IL COMPITO:
Secondo il brano di lettura, quale strumento esegue l'assolo che propone il tema dell'Aria di Ernesto nel Preludio del II atto?

BRANO DI LETTURA:
Il II atto si apre con
un Preludio dove, dopo una breve introduzione, prende avvio un assolo
della tromba che propone appunto il tema dell’Aria di Ernesto che
verrà poi cantata di lì a poco. Si tratta dell’assolo per tromba
più importante di tutto il repertorio operistico dell’Ottocento.

MATERIALE FORNITO:
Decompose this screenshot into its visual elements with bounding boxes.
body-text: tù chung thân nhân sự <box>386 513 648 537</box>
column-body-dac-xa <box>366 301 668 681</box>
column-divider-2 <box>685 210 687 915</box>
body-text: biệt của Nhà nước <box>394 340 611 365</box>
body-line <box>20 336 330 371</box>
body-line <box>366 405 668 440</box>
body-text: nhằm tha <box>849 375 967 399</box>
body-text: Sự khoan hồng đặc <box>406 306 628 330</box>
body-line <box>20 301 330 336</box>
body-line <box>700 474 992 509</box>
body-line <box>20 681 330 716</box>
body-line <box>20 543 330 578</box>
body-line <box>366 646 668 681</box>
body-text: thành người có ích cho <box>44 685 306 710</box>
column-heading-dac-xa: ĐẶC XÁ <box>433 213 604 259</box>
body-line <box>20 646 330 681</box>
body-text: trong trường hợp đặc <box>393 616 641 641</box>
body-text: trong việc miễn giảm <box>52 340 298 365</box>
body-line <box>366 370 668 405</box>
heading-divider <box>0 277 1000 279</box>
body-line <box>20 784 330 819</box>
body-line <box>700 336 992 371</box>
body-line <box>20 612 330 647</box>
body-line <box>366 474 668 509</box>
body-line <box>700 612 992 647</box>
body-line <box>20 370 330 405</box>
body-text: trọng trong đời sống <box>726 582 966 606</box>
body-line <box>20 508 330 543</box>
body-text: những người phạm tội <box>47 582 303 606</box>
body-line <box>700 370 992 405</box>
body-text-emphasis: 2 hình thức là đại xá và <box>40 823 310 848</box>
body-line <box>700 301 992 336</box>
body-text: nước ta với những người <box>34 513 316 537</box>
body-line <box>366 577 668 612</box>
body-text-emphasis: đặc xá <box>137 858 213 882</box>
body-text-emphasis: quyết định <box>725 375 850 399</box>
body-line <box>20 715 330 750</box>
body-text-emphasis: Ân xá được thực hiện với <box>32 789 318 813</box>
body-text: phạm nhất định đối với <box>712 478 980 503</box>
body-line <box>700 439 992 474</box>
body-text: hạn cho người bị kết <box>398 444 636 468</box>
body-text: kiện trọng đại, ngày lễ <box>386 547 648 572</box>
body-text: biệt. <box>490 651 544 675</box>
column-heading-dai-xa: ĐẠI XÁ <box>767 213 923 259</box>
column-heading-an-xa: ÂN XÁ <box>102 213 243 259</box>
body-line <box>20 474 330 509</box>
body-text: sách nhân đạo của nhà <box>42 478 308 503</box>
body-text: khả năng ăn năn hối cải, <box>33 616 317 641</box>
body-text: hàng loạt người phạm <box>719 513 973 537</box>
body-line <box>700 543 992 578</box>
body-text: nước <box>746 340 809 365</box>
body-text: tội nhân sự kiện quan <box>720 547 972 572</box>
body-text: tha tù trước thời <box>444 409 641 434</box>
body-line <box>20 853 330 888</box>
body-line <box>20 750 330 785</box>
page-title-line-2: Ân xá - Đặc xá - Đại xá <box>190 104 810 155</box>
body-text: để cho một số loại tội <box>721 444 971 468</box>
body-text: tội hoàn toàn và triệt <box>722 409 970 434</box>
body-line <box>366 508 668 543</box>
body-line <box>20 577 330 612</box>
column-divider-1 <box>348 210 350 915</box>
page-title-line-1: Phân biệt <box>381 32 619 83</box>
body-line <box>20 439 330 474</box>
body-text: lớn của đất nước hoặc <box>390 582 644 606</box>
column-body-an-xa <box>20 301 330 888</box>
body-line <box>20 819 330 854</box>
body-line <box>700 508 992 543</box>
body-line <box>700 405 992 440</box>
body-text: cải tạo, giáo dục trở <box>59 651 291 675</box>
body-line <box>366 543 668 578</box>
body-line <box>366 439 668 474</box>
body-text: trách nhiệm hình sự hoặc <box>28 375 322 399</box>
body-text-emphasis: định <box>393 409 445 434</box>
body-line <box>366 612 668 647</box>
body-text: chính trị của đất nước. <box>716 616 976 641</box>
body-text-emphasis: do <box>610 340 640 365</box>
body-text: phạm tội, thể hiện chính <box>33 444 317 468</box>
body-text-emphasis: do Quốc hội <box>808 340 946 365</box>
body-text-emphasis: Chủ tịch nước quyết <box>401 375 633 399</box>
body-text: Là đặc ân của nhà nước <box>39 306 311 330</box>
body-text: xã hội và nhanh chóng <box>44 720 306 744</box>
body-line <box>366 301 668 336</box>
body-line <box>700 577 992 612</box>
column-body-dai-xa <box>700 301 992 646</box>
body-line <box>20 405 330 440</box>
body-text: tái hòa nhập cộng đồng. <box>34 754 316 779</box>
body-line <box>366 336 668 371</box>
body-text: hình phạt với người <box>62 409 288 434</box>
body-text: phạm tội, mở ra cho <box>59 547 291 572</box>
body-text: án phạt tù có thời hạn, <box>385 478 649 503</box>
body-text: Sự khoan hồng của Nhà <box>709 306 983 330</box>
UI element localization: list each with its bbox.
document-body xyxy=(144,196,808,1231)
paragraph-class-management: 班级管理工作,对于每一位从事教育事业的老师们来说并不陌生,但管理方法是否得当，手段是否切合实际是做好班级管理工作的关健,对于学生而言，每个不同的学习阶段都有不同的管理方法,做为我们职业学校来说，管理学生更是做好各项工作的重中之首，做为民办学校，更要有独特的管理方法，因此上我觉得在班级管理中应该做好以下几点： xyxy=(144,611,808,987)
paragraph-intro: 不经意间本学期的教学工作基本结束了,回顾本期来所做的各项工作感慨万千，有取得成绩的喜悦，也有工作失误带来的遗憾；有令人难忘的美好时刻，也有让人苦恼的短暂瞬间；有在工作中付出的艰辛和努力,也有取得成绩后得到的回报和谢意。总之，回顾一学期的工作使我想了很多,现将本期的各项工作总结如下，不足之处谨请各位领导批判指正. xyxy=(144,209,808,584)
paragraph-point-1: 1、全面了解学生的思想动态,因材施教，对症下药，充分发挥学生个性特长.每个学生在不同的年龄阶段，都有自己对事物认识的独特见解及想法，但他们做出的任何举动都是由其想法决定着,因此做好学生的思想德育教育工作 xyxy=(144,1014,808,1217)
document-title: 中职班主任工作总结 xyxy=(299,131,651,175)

RISPOSTA:
La tromba.